* Exercise requirements
Restate the listing that follows word for word, without its pictures.

Extracted records
•••••
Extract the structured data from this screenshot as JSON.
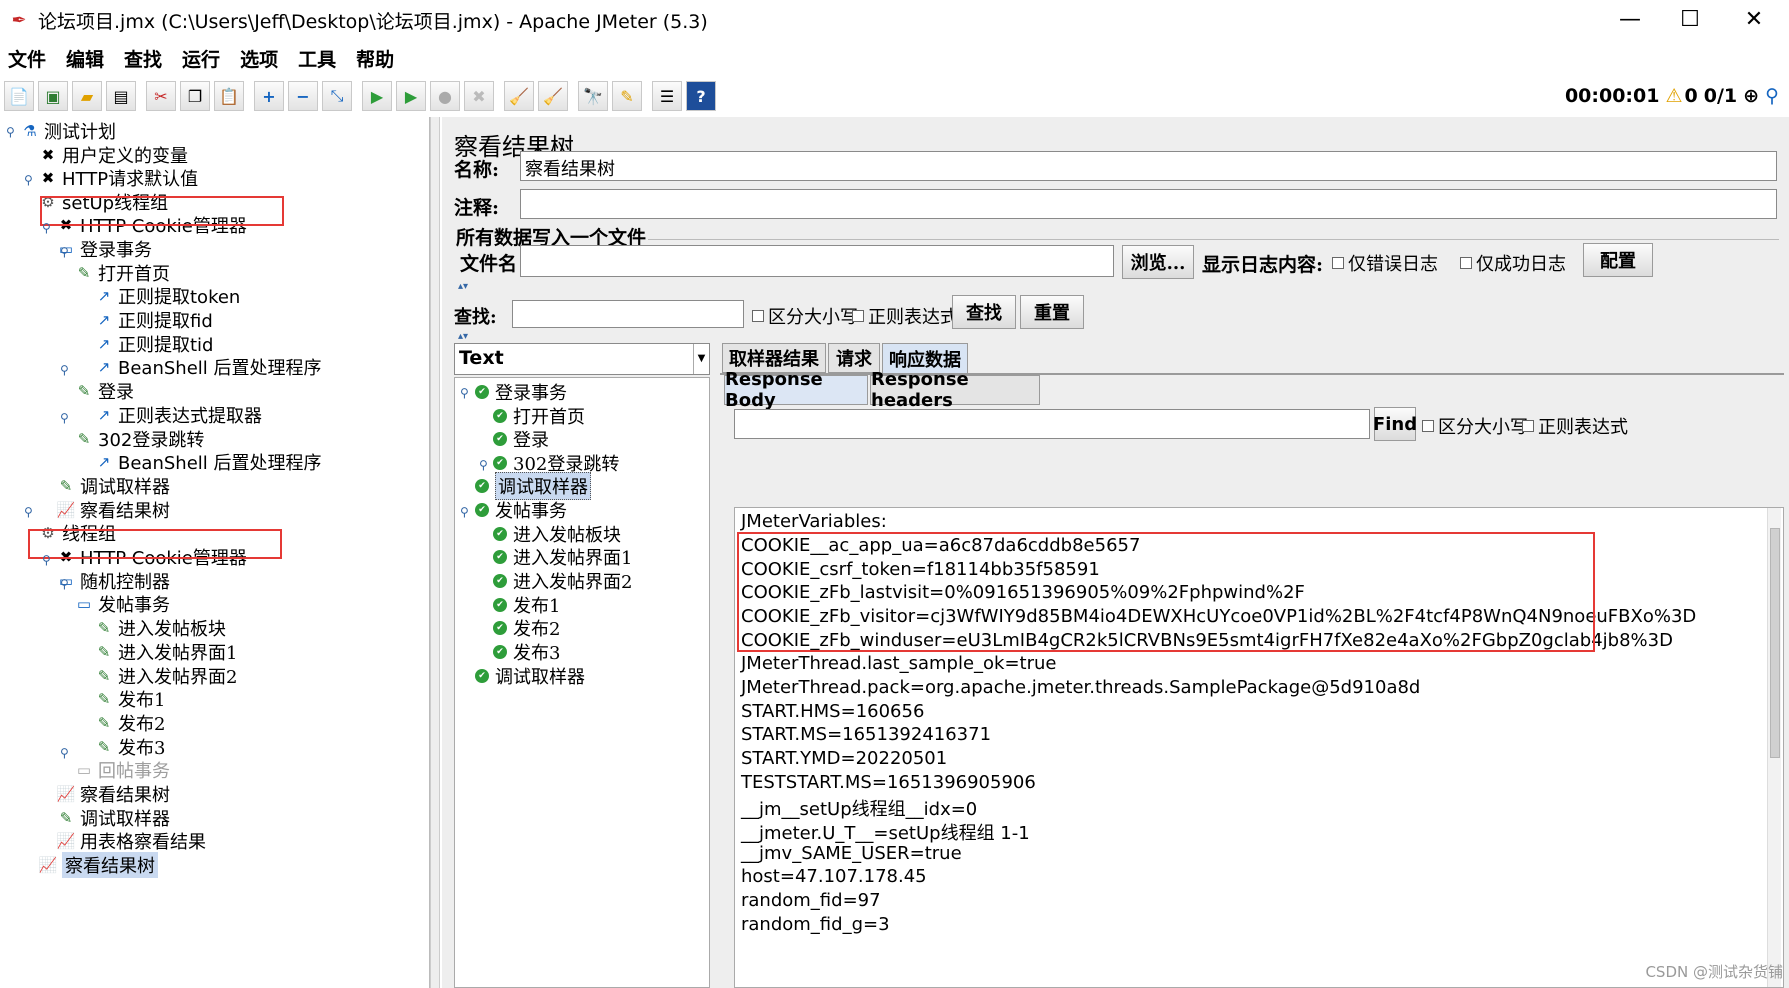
{
  "window": {
    "title": "论坛项目.jmx (C:\\Users\\Jeff\\Desktop\\论坛项目.jmx) - Apache JMeter (5.3)",
    "minimize": "—",
    "maximize": "☐",
    "close": "✕"
  },
  "menu": [
    "文件",
    "编辑",
    "查找",
    "运行",
    "选项",
    "工具",
    "帮助"
  ],
  "toolbar": {
    "icons": [
      "new-icon",
      "templates-icon",
      "open-icon",
      "save-icon",
      "cut-icon",
      "copy-icon",
      "paste-icon",
      "expand-icon",
      "collapse-icon",
      "toggle-icon",
      "start-icon",
      "start-no-pause-icon",
      "stop-icon",
      "shutdown-icon",
      "clear-icon",
      "clear-all-icon",
      "search-icon",
      "reset-search-icon",
      "function-helper-icon",
      "help-icon"
    ],
    "timer": "00:00:01",
    "warnings": "0",
    "threads": "0/1"
  },
  "left_tree": [
    {
      "label": "测试计划",
      "icon": "flask-icon"
    },
    {
      "label": "用户定义的变量",
      "icon": "wrench-icon"
    },
    {
      "label": "HTTP请求默认值",
      "icon": "wrench-icon"
    },
    {
      "label": "setUp线程组",
      "icon": "gear-icon"
    },
    {
      "label": "HTTP Cookie管理器",
      "icon": "wrench-icon"
    },
    {
      "label": "登录事务",
      "icon": "controller-icon"
    },
    {
      "label": "打开首页",
      "icon": "pipette-icon"
    },
    {
      "label": "正则提取token",
      "icon": "post-processor-icon"
    },
    {
      "label": "正则提取fid",
      "icon": "post-processor-icon"
    },
    {
      "label": "正则提取tid",
      "icon": "post-processor-icon"
    },
    {
      "label": "BeanShell 后置处理程序",
      "icon": "post-processor-icon"
    },
    {
      "label": "登录",
      "icon": "pipette-icon"
    },
    {
      "label": "正则表达式提取器",
      "icon": "post-processor-icon"
    },
    {
      "label": "302登录跳转",
      "icon": "pipette-icon"
    },
    {
      "label": "BeanShell 后置处理程序",
      "icon": "post-processor-icon"
    },
    {
      "label": "调试取样器",
      "icon": "pipette-icon"
    },
    {
      "label": "察看结果树",
      "icon": "chart-icon"
    },
    {
      "label": "线程组",
      "icon": "gear-icon"
    },
    {
      "label": "HTTP Cookie管理器",
      "icon": "wrench-icon"
    },
    {
      "label": "随机控制器",
      "icon": "controller-icon"
    },
    {
      "label": "发帖事务",
      "icon": "controller-icon"
    },
    {
      "label": "进入发帖板块",
      "icon": "pipette-icon"
    },
    {
      "label": "进入发帖界面1",
      "icon": "pipette-icon"
    },
    {
      "label": "进入发帖界面2",
      "icon": "pipette-icon"
    },
    {
      "label": "发布1",
      "icon": "pipette-icon"
    },
    {
      "label": "发布2",
      "icon": "pipette-icon"
    },
    {
      "label": "发布3",
      "icon": "pipette-icon"
    },
    {
      "label": "回帖事务",
      "icon": "controller-icon"
    },
    {
      "label": "察看结果树",
      "icon": "chart-icon"
    },
    {
      "label": "调试取样器",
      "icon": "pipette-icon"
    },
    {
      "label": "用表格察看结果",
      "icon": "chart-icon"
    },
    {
      "label": "察看结果树",
      "icon": "chart-icon"
    }
  ],
  "panel": {
    "title": "察看结果树",
    "name_label": "名称:",
    "name_value": "察看结果树",
    "comment_label": "注释:",
    "comment_value": "",
    "fieldset_legend": "所有数据写入一个文件",
    "filename_label": "文件名",
    "filename_value": "",
    "browse_button": "浏览...",
    "log_display_label": "显示日志内容:",
    "errors_only": "仅错误日志",
    "success_only": "仅成功日志",
    "configure_button": "配置",
    "search_label": "查找:",
    "search_value": "",
    "case_sensitive": "区分大小写",
    "regex": "正则表达式",
    "find_button": "查找",
    "reset_button": "重置"
  },
  "result_tree": {
    "renderer": "Text",
    "nodes": [
      {
        "label": "登录事务"
      },
      {
        "label": "打开首页"
      },
      {
        "label": "登录"
      },
      {
        "label": "302登录跳转"
      },
      {
        "label": "调试取样器"
      },
      {
        "label": "发帖事务"
      },
      {
        "label": "进入发帖板块"
      },
      {
        "label": "进入发帖界面1"
      },
      {
        "label": "进入发帖界面2"
      },
      {
        "label": "发布1"
      },
      {
        "label": "发布2"
      },
      {
        "label": "发布3"
      },
      {
        "label": "调试取样器"
      }
    ]
  },
  "tabs": {
    "sampler_result": "取样器结果",
    "request": "请求",
    "response_data": "响应数据",
    "response_body": "Response Body",
    "response_headers": "Response headers",
    "find_button": "Find",
    "case_sensitive": "区分大小写",
    "regex": "正则表达式",
    "find_value": ""
  },
  "response_lines": [
    "JMeterVariables:",
    "COOKIE__ac_app_ua=a6c87da6cddb8e5657",
    "COOKIE_csrf_token=f18114bb35f58591",
    "COOKIE_zFb_lastvisit=0%091651396905%09%2Fphpwind%2F",
    "COOKIE_zFb_visitor=cj3WfWIY9d85BM4io4DEWXHcUYcoe0VP1id%2BL%2F4tcf4P8WnQ4N9noeuFBXo%3D",
    "COOKIE_zFb_winduser=eU3LmIB4gCR2k5lCRVBNs9E5smt4igrFH7fXe82e4aXo%2FGbpZ0gclab4jb8%3D",
    "JMeterThread.last_sample_ok=true",
    "JMeterThread.pack=org.apache.jmeter.threads.SamplePackage@5d910a8d",
    "START.HMS=160656",
    "START.MS=1651392416371",
    "START.YMD=20220501",
    "TESTSTART.MS=1651396905906",
    "__jm__setUp线程组__idx=0",
    "__jmeter.U_T__=setUp线程组 1-1",
    "__jmv_SAME_USER=true",
    "host=47.107.178.45",
    "random_fid=97",
    "random_fid_g=3"
  ],
  "watermark": "CSDN @测试杂货铺",
  "colors": {
    "highlight_box": "#e53935",
    "selection": "#c9d9f0",
    "success_check": "#2e9d3a"
  }
}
•••••
* Correct response
Extract the structured data from this screenshot as JSON.
{
  "window": {
    "title": "论坛项目.jmx (C:\\Users\\Jeff\\Desktop\\论坛项目.jmx) - Apache JMeter (5.3)",
    "minimize": "—",
    "maximize": "☐",
    "close": "✕"
  },
  "menu": [
    "文件",
    "编辑",
    "查找",
    "运行",
    "选项",
    "工具",
    "帮助"
  ],
  "toolbar": {
    "icons": [
      "new-icon",
      "templates-icon",
      "open-icon",
      "save-icon",
      "cut-icon",
      "copy-icon",
      "paste-icon",
      "expand-icon",
      "collapse-icon",
      "toggle-icon",
      "start-icon",
      "start-no-pause-icon",
      "stop-icon",
      "shutdown-icon",
      "clear-icon",
      "clear-all-icon",
      "search-icon",
      "reset-search-icon",
      "function-helper-icon",
      "help-icon"
    ],
    "timer": "00:00:01",
    "warnings": "0",
    "threads": "0/1"
  },
  "left_tree": [
    {
      "label": "测试计划",
      "icon": "flask-icon"
    },
    {
      "label": "用户定义的变量",
      "icon": "wrench-icon"
    },
    {
      "label": "HTTP请求默认值",
      "icon": "wrench-icon"
    },
    {
      "label": "setUp线程组",
      "icon": "gear-icon"
    },
    {
      "label": "HTTP Cookie管理器",
      "icon": "wrench-icon"
    },
    {
      "label": "登录事务",
      "icon": "controller-icon"
    },
    {
      "label": "打开首页",
      "icon": "pipette-icon"
    },
    {
      "label": "正则提取token",
      "icon": "post-processor-icon"
    },
    {
      "label": "正则提取fid",
      "icon": "post-processor-icon"
    },
    {
      "label": "正则提取tid",
      "icon": "post-processor-icon"
    },
    {
      "label": "BeanShell 后置处理程序",
      "icon": "post-processor-icon"
    },
    {
      "label": "登录",
      "icon": "pipette-icon"
    },
    {
      "label": "正则表达式提取器",
      "icon": "post-processor-icon"
    },
    {
      "label": "302登录跳转",
      "icon": "pipette-icon"
    },
    {
      "label": "BeanShell 后置处理程序",
      "icon": "post-processor-icon"
    },
    {
      "label": "调试取样器",
      "icon": "pipette-icon"
    },
    {
      "label": "察看结果树",
      "icon": "chart-icon"
    },
    {
      "label": "线程组",
      "icon": "gear-icon"
    },
    {
      "label": "HTTP Cookie管理器",
      "icon": "wrench-icon"
    },
    {
      "label": "随机控制器",
      "icon": "controller-icon"
    },
    {
      "label": "发帖事务",
      "icon": "controller-icon"
    },
    {
      "label": "进入发帖板块",
      "icon": "pipette-icon"
    },
    {
      "label": "进入发帖界面1",
      "icon": "pipette-icon"
    },
    {
      "label": "进入发帖界面2",
      "icon": "pipette-icon"
    },
    {
      "label": "发布1",
      "icon": "pipette-icon"
    },
    {
      "label": "发布2",
      "icon": "pipette-icon"
    },
    {
      "label": "发布3",
      "icon": "pipette-icon"
    },
    {
      "label": "回帖事务",
      "icon": "controller-icon"
    },
    {
      "label": "察看结果树",
      "icon": "chart-icon"
    },
    {
      "label": "调试取样器",
      "icon": "pipette-icon"
    },
    {
      "label": "用表格察看结果",
      "icon": "chart-icon"
    },
    {
      "label": "察看结果树",
      "icon": "chart-icon"
    }
  ],
  "panel": {
    "title": "察看结果树",
    "name_label": "名称:",
    "name_value": "察看结果树",
    "comment_label": "注释:",
    "comment_value": "",
    "fieldset_legend": "所有数据写入一个文件",
    "filename_label": "文件名",
    "filename_value": "",
    "browse_button": "浏览...",
    "log_display_label": "显示日志内容:",
    "errors_only": "仅错误日志",
    "success_only": "仅成功日志",
    "configure_button": "配置",
    "search_label": "查找:",
    "search_value": "",
    "case_sensitive": "区分大小写",
    "regex": "正则表达式",
    "find_button": "查找",
    "reset_button": "重置"
  },
  "result_tree": {
    "renderer": "Text",
    "nodes": [
      {
        "label": "登录事务"
      },
      {
        "label": "打开首页"
      },
      {
        "label": "登录"
      },
      {
        "label": "302登录跳转"
      },
      {
        "label": "调试取样器"
      },
      {
        "label": "发帖事务"
      },
      {
        "label": "进入发帖板块"
      },
      {
        "label": "进入发帖界面1"
      },
      {
        "label": "进入发帖界面2"
      },
      {
        "label": "发布1"
      },
      {
        "label": "发布2"
      },
      {
        "label": "发布3"
      },
      {
        "label": "调试取样器"
      }
    ]
  },
  "tabs": {
    "sampler_result": "取样器结果",
    "request": "请求",
    "response_data": "响应数据",
    "response_body": "Response Body",
    "response_headers": "Response headers",
    "find_button": "Find",
    "case_sensitive": "区分大小写",
    "regex": "正则表达式",
    "find_value": ""
  },
  "response_lines": [
    "JMeterVariables:",
    "COOKIE__ac_app_ua=a6c87da6cddb8e5657",
    "COOKIE_csrf_token=f18114bb35f58591",
    "COOKIE_zFb_lastvisit=0%091651396905%09%2Fphpwind%2F",
    "COOKIE_zFb_visitor=cj3WfWIY9d85BM4io4DEWXHcUYcoe0VP1id%2BL%2F4tcf4P8WnQ4N9noeuFBXo%3D",
    "COOKIE_zFb_winduser=eU3LmIB4gCR2k5lCRVBNs9E5smt4igrFH7fXe82e4aXo%2FGbpZ0gclab4jb8%3D",
    "JMeterThread.last_sample_ok=true",
    "JMeterThread.pack=org.apache.jmeter.threads.SamplePackage@5d910a8d",
    "START.HMS=160656",
    "START.MS=1651392416371",
    "START.YMD=20220501",
    "TESTSTART.MS=1651396905906",
    "__jm__setUp线程组__idx=0",
    "__jmeter.U_T__=setUp线程组 1-1",
    "__jmv_SAME_USER=true",
    "host=47.107.178.45",
    "random_fid=97",
    "random_fid_g=3"
  ],
  "watermark": "CSDN @测试杂货铺",
  "colors": {
    "highlight_box": "#e53935",
    "selection": "#c9d9f0",
    "success_check": "#2e9d3a"
  }
}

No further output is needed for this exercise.